PROBLEM STATEMENT
Find each line with the string "this" and copy it.

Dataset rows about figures
******
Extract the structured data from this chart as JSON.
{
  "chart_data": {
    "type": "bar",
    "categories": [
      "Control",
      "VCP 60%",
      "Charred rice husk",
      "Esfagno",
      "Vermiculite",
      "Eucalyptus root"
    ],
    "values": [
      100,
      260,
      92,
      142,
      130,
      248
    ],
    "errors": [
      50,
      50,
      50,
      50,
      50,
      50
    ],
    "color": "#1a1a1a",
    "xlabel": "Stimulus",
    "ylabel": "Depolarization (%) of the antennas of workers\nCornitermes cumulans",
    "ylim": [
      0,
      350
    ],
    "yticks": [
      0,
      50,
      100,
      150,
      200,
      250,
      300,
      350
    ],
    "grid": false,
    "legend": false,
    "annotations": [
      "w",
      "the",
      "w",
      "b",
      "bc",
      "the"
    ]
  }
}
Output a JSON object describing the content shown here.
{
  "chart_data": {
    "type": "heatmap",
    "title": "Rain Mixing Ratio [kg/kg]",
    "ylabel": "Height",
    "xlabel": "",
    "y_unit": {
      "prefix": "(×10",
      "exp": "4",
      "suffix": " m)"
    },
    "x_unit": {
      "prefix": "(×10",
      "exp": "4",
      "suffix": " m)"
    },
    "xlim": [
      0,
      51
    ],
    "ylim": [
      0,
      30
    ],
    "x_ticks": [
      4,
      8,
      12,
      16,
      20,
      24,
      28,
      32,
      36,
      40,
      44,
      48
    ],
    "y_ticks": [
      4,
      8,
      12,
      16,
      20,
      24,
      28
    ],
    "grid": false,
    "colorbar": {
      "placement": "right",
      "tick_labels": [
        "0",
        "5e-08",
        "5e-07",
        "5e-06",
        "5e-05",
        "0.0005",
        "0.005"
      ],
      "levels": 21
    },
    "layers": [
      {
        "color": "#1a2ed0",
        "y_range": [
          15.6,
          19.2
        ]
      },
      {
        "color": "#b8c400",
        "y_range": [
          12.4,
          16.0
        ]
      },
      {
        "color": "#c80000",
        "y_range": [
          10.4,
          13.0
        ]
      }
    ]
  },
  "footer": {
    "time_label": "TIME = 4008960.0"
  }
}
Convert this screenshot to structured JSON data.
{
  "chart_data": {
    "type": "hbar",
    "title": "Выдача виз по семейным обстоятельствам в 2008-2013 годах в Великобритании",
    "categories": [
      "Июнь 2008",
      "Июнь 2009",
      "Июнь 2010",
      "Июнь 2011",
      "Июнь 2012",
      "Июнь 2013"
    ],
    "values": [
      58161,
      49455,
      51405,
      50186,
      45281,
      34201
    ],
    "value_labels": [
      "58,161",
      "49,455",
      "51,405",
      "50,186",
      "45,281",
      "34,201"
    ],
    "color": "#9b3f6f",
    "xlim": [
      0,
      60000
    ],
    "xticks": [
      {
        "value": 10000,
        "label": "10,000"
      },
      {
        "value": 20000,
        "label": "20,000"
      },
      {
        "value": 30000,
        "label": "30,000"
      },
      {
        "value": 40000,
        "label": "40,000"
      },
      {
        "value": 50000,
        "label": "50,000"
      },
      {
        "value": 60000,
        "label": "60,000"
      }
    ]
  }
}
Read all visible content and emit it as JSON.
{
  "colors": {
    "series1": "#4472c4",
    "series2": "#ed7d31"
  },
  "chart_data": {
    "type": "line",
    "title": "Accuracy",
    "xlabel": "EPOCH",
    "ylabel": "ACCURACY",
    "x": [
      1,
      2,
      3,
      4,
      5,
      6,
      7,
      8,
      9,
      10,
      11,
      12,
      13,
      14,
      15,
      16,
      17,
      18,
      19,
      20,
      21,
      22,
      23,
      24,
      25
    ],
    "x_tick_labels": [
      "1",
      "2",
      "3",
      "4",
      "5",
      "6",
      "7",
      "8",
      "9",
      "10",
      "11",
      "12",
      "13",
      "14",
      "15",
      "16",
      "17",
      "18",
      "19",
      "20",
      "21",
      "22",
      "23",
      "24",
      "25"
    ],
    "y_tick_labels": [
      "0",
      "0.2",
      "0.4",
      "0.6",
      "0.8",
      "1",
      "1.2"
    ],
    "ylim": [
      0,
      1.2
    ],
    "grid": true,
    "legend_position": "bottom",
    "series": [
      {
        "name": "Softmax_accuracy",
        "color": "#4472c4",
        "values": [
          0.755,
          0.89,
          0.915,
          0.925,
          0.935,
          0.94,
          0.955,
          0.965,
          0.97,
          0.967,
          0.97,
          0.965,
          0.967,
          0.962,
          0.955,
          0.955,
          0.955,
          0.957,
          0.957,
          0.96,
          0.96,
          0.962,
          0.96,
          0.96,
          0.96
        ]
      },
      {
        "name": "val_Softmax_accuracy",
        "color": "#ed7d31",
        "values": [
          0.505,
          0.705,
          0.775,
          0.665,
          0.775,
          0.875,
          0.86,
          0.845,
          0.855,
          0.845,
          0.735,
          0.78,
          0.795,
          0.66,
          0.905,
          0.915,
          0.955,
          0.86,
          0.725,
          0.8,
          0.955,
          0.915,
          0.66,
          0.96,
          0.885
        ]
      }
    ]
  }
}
******
THE OUTPUT
Extract the structured data from this chart as JSON.
Convert this screenshot to structured JSON data.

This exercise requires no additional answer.